* _GIVEN INSTRUCTION_: Every line that holds the string "source" is to be identified and copied.

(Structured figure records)

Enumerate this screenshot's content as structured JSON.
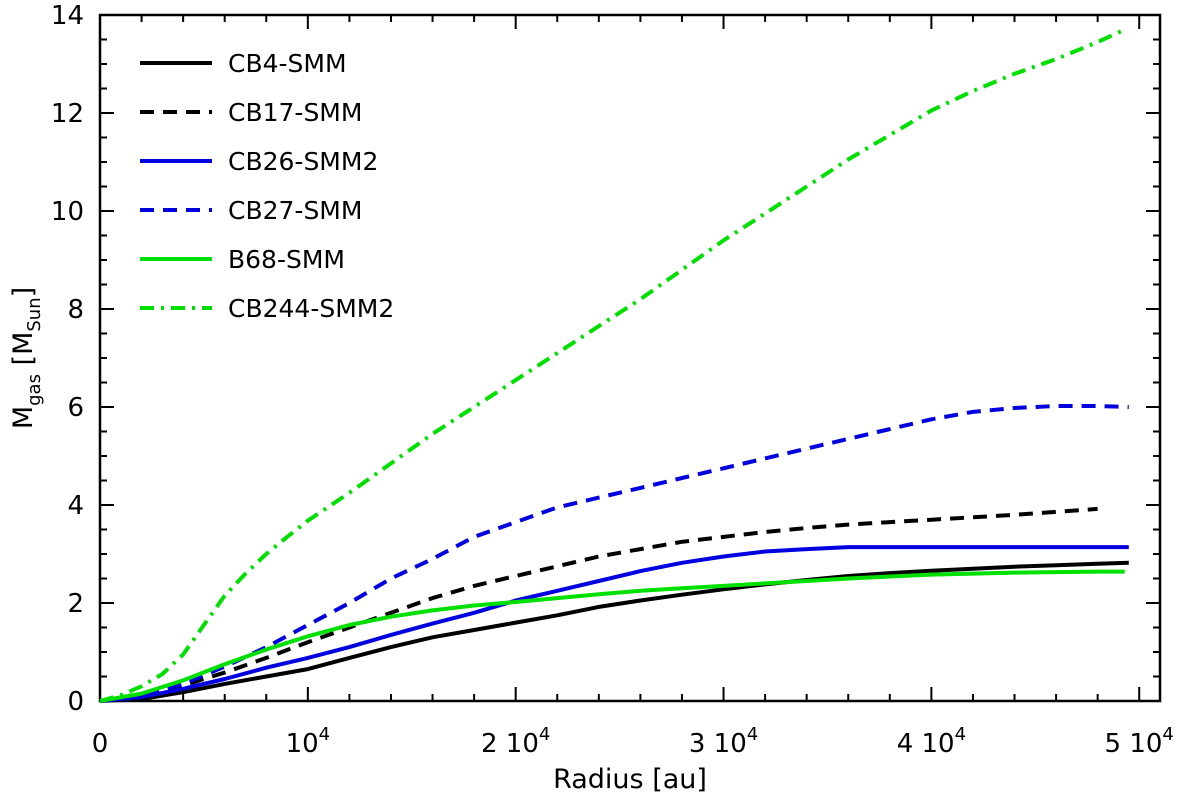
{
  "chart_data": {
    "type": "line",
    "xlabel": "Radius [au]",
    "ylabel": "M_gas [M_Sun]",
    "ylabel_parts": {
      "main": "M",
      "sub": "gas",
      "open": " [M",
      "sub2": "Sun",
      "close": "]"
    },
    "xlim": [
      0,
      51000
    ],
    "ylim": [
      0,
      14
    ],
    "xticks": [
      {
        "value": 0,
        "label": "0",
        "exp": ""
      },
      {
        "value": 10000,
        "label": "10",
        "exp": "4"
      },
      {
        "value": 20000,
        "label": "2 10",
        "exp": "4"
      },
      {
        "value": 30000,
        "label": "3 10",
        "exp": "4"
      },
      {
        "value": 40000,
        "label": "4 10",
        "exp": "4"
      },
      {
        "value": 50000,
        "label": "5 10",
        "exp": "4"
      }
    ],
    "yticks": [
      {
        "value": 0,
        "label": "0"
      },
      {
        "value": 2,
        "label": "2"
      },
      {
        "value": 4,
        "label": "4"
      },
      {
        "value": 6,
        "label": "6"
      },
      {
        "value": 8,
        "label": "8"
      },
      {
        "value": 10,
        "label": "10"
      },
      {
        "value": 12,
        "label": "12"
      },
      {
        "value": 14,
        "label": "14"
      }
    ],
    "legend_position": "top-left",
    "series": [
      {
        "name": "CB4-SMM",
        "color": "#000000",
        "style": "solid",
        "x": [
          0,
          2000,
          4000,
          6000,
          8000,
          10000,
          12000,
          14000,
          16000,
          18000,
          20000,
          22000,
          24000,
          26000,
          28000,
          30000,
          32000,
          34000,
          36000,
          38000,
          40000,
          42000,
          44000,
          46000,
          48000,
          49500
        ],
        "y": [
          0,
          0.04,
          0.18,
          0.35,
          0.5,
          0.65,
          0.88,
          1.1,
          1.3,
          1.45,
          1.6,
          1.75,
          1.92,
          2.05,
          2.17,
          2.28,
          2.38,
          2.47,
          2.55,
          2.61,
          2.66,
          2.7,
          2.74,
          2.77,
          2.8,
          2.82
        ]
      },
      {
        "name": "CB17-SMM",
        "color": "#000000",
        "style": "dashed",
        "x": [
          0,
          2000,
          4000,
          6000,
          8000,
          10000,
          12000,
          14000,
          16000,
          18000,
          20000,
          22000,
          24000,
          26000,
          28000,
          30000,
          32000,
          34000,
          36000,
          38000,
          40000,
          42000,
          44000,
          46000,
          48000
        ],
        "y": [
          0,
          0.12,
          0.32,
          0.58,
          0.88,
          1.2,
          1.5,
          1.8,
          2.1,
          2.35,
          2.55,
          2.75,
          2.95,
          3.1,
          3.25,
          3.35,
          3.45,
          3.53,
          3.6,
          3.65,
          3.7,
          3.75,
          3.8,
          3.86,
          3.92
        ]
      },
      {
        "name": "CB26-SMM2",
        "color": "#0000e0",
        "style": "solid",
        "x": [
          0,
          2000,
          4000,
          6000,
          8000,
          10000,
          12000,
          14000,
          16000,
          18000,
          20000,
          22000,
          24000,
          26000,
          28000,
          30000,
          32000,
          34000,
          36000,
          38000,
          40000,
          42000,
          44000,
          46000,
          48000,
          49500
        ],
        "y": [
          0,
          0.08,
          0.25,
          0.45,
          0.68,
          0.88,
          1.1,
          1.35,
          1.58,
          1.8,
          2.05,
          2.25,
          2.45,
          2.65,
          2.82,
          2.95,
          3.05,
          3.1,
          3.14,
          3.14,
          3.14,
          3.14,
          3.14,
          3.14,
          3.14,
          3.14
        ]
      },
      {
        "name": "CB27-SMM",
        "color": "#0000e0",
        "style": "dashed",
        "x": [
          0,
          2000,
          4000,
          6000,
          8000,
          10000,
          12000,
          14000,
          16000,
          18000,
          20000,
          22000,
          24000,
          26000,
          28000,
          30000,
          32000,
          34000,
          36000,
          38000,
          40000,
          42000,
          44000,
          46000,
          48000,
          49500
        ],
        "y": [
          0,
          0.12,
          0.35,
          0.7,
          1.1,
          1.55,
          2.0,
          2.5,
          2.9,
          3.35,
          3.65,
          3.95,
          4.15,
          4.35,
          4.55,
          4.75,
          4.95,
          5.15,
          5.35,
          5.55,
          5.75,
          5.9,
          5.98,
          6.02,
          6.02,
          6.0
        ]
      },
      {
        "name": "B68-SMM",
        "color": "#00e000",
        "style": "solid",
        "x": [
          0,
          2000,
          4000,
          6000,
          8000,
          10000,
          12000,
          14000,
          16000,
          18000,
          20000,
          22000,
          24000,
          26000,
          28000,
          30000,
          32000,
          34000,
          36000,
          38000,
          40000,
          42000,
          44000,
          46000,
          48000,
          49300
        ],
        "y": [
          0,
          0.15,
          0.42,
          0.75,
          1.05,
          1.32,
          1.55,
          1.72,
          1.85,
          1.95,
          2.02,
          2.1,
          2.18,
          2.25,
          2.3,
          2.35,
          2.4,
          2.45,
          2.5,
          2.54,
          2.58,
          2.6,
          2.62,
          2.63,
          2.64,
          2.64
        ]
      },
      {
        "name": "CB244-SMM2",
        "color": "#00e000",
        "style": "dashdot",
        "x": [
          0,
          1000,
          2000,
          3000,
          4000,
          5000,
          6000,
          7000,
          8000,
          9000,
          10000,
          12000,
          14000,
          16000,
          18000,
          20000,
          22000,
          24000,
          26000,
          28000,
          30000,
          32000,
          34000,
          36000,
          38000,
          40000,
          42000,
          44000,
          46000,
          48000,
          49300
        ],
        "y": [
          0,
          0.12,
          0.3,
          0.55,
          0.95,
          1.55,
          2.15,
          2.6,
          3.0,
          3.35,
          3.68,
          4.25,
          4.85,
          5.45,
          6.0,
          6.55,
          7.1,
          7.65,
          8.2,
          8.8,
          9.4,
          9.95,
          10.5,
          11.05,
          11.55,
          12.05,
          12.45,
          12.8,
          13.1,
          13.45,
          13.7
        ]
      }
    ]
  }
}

...

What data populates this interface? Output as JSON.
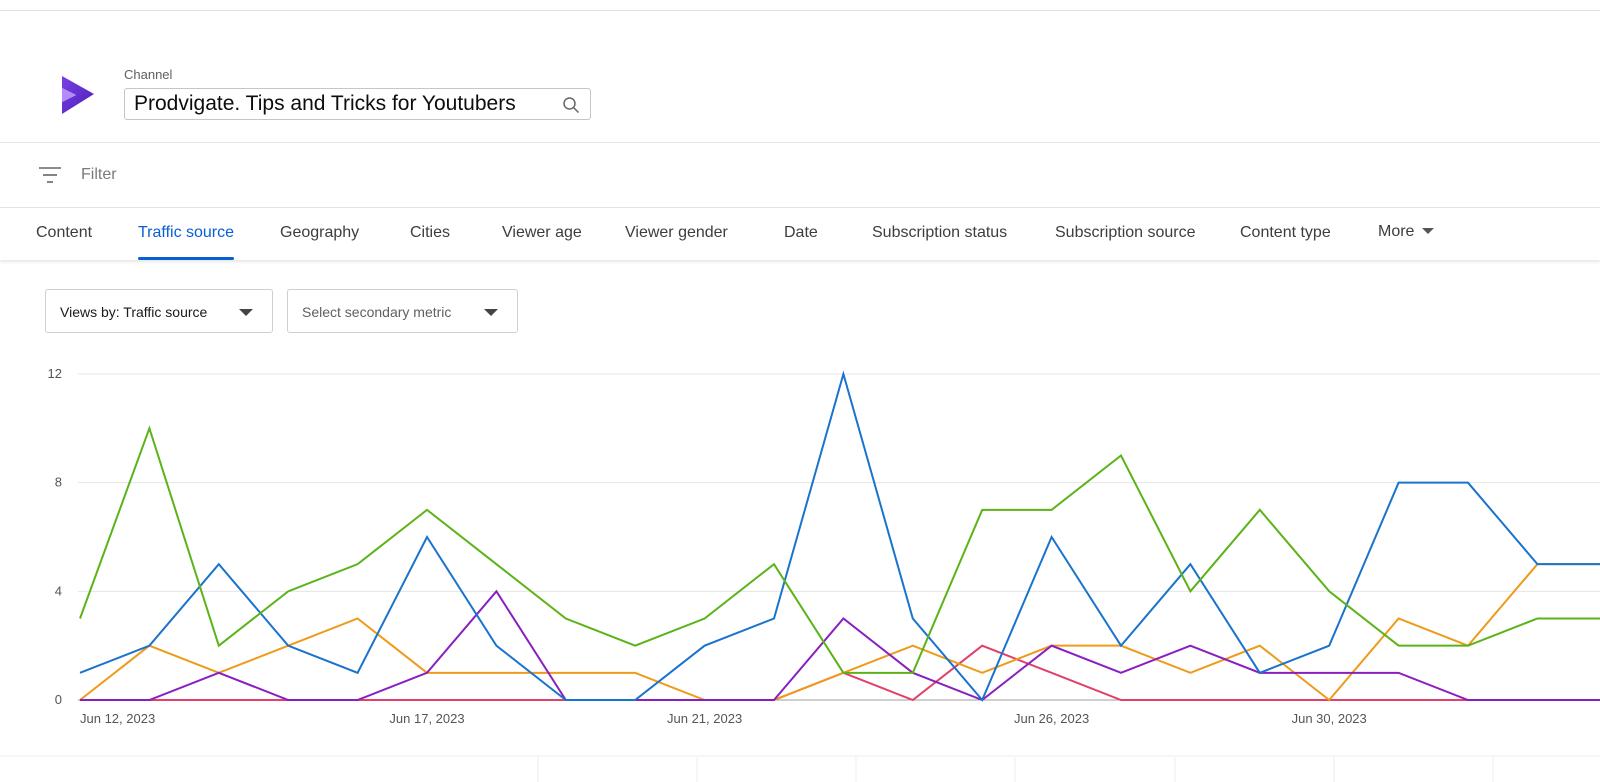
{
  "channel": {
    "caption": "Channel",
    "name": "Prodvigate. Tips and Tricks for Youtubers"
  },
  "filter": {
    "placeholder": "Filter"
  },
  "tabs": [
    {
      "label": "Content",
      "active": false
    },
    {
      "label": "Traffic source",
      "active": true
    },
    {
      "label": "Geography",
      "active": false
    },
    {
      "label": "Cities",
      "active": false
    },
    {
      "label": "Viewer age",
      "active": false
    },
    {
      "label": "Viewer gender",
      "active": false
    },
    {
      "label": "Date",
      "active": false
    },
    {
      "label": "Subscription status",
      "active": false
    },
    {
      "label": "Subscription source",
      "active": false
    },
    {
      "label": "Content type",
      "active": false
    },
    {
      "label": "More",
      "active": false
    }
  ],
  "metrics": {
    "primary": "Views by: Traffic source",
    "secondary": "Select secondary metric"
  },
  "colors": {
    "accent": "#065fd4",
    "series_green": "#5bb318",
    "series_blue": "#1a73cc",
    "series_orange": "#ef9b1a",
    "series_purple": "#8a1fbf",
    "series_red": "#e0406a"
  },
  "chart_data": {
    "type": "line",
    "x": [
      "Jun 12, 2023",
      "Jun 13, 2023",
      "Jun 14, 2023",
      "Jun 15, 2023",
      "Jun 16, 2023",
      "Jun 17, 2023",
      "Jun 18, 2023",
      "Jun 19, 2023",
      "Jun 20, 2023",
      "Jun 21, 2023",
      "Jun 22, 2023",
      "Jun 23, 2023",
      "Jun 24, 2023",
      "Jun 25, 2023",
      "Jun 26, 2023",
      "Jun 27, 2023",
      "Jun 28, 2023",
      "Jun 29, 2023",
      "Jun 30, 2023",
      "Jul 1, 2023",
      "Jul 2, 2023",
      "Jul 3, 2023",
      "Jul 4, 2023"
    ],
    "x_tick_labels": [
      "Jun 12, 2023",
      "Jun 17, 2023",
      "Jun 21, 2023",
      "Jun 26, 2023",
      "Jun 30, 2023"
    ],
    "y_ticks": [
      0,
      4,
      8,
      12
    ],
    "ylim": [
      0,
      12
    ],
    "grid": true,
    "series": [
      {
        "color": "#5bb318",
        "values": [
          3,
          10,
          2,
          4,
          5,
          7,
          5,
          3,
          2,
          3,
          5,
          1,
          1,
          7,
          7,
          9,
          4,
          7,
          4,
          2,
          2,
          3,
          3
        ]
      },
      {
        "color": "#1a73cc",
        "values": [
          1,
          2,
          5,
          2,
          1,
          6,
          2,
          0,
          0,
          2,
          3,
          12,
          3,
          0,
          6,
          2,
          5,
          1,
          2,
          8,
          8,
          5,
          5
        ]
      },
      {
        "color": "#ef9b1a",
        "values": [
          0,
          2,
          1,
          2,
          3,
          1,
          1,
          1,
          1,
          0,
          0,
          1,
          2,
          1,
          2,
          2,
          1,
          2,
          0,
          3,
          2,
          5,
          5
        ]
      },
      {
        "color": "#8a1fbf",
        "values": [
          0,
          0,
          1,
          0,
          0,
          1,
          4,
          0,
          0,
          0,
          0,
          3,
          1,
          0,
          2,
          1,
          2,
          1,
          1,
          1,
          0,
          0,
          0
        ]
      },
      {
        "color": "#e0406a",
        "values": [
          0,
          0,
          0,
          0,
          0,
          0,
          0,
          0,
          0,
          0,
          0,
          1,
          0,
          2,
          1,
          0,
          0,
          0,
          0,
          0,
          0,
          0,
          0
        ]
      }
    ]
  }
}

* _ANSWER BELOW_:
      "label": "Traffic source",
      "label": "Subscription source",
    "primary": "Views by: Traffic source",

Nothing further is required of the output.